begin
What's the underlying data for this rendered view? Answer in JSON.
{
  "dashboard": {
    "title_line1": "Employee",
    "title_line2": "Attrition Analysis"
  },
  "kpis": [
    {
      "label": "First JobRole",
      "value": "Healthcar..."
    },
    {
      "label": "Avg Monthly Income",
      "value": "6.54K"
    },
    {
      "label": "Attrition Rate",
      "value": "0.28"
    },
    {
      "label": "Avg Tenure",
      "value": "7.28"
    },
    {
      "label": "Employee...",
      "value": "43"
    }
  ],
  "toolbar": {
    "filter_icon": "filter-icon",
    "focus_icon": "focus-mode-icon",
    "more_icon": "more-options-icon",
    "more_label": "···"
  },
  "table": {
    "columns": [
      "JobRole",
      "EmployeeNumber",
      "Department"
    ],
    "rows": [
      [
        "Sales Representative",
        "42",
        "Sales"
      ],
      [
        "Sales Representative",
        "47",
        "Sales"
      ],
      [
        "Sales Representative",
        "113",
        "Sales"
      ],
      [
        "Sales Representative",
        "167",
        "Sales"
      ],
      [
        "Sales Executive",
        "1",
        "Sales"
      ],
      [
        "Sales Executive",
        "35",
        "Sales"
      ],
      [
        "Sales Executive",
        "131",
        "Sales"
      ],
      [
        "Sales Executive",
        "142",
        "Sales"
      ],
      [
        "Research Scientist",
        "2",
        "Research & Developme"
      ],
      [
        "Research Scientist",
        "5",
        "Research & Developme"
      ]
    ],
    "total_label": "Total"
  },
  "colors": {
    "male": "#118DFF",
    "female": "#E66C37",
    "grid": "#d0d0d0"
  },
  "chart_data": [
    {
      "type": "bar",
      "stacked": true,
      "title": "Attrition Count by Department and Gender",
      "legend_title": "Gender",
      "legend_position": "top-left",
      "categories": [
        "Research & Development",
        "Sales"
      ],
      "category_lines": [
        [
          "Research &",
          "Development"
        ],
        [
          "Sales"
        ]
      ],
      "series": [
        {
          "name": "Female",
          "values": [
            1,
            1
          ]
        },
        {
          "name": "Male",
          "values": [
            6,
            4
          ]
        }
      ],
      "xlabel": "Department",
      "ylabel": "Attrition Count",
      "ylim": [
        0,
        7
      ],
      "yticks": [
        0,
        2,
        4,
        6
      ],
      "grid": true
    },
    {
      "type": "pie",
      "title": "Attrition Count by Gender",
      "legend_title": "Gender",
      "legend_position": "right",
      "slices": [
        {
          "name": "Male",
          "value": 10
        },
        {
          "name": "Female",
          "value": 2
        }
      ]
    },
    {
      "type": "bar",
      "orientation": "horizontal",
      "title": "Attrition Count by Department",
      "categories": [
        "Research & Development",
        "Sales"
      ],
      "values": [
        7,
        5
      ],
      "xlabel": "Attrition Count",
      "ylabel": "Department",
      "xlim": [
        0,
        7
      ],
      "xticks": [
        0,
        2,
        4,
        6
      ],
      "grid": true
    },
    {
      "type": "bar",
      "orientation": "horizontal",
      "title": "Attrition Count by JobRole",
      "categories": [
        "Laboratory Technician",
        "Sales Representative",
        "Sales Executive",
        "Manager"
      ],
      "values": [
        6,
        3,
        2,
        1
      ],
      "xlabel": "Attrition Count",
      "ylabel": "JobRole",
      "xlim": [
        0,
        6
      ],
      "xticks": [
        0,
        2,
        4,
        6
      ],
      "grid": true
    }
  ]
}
end
GOAL
Pick out all lines containing the string "Department".

FULL ANSWER
      "Department"
      "title": "Attrition Count by Department and Gender",
      "xlabel": "Department",
      "title": "Attrition Count by Department",
      "ylabel": "Department",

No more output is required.